**Given request:**
Copy, from the entries below, each line in which the string "Chennai" appears.

------------------------------

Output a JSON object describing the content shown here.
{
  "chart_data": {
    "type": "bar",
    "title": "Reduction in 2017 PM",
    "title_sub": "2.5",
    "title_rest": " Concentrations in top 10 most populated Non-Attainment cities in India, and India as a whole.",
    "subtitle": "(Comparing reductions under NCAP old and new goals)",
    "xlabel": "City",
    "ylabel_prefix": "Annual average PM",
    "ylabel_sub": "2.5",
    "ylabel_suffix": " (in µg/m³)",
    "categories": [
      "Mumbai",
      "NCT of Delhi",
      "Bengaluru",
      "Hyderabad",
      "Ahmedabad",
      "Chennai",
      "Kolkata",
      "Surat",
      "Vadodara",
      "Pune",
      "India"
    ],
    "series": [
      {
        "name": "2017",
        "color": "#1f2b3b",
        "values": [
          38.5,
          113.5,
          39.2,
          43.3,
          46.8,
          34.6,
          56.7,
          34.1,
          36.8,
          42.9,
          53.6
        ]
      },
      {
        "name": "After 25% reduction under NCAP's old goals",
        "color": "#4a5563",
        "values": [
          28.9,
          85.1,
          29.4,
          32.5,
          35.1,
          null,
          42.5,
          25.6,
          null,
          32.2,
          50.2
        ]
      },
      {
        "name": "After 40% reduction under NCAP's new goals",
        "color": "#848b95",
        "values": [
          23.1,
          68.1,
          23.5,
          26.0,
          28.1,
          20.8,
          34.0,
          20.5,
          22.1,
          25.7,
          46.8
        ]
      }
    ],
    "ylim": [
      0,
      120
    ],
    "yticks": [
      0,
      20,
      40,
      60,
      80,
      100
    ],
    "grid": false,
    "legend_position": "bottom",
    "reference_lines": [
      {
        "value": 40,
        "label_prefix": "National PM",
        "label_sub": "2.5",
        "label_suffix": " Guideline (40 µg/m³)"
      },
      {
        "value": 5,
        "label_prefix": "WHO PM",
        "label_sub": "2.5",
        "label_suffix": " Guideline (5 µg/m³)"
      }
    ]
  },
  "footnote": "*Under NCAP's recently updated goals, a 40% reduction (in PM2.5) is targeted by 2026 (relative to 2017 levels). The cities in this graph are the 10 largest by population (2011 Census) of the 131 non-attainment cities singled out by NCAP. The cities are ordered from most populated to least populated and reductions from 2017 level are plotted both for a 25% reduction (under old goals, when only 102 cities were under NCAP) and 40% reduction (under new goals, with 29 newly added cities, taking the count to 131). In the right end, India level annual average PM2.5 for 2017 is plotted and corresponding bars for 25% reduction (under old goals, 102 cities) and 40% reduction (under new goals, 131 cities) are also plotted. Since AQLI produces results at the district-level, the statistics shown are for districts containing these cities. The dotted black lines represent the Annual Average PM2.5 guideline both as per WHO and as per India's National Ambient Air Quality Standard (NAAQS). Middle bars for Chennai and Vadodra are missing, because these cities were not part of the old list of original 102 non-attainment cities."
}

------------------------------

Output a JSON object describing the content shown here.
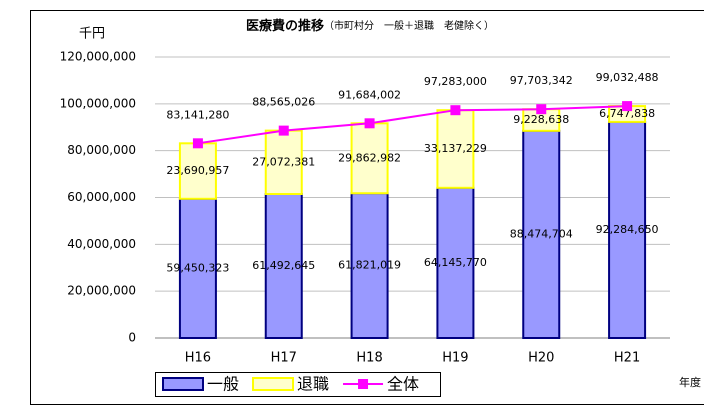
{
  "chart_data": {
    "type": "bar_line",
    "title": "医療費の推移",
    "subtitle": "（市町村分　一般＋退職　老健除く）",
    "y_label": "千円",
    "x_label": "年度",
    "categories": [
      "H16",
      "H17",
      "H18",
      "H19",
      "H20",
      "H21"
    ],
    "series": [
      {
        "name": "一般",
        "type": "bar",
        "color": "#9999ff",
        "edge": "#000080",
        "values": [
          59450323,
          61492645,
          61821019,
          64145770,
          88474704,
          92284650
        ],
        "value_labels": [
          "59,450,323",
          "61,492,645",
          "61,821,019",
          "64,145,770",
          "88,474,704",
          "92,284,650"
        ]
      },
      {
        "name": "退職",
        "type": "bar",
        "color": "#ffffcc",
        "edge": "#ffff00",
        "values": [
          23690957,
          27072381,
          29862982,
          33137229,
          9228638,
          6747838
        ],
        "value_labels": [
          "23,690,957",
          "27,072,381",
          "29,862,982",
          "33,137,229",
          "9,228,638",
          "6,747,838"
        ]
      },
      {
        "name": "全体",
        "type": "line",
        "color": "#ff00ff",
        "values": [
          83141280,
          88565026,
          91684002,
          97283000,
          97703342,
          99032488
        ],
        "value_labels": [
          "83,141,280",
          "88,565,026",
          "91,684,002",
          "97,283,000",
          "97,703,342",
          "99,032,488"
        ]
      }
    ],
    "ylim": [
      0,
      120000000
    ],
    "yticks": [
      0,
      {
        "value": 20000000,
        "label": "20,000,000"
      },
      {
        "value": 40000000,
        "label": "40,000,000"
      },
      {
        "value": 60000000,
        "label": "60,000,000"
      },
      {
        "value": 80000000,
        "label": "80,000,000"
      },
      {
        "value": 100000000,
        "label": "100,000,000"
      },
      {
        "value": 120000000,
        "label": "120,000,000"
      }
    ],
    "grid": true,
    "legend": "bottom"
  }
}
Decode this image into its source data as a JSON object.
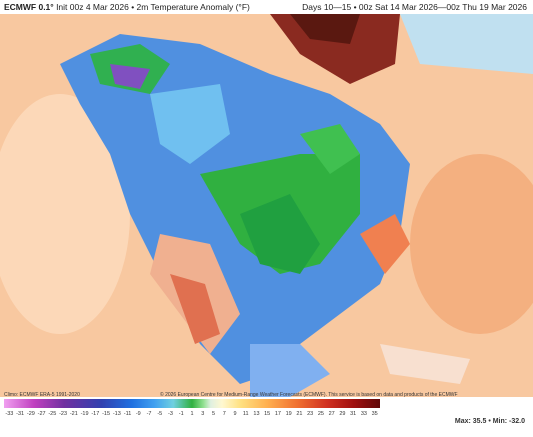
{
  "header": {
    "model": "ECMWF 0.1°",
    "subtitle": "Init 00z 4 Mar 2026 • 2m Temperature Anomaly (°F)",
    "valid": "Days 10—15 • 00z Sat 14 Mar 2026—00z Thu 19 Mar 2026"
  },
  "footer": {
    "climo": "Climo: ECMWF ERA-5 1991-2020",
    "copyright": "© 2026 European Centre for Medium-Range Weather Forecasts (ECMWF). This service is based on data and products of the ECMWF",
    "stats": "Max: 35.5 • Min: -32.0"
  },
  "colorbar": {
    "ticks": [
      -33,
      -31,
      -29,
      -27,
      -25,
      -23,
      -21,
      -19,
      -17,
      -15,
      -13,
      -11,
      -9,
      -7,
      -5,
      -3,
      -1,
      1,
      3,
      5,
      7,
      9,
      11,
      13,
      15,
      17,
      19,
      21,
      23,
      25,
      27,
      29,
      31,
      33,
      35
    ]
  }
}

------------------------------

**Answer below:**
      "Chennai",
  "footnote": "*Under NCAP's recently updated goals, a 40% reduction (in PM2.5) is targeted by 2026 (relative to 2017 levels). The cities in this graph are the 10 largest by population (2011 Census) of the 131 non-attainment cities singled out by NCAP. The cities are ordered from most populated to least populated and reductions from 2017 level are plotted both for a 25% reduction (under old goals, when only 102 cities were under NCAP) and 40% reduction (under new goals, with 29 newly added cities, taking the count to 131). In the right end, India level annual average PM2.5 for 2017 is plotted and corresponding bars for 25% reduction (under old goals, 102 cities) and 40% reduction (under new goals, 131 cities) are also plotted. Since AQLI produces results at the district-level, the statistics shown are for districts containing these cities. The dotted black lines represent the Annual Average PM2.5 guideline both as per WHO and as per India's National Ambient Air Quality Standard (NAAQS). Middle bars for Chennai and Vadodra are missing, because these cities were not part of the old list of original 102 non-attainment cities."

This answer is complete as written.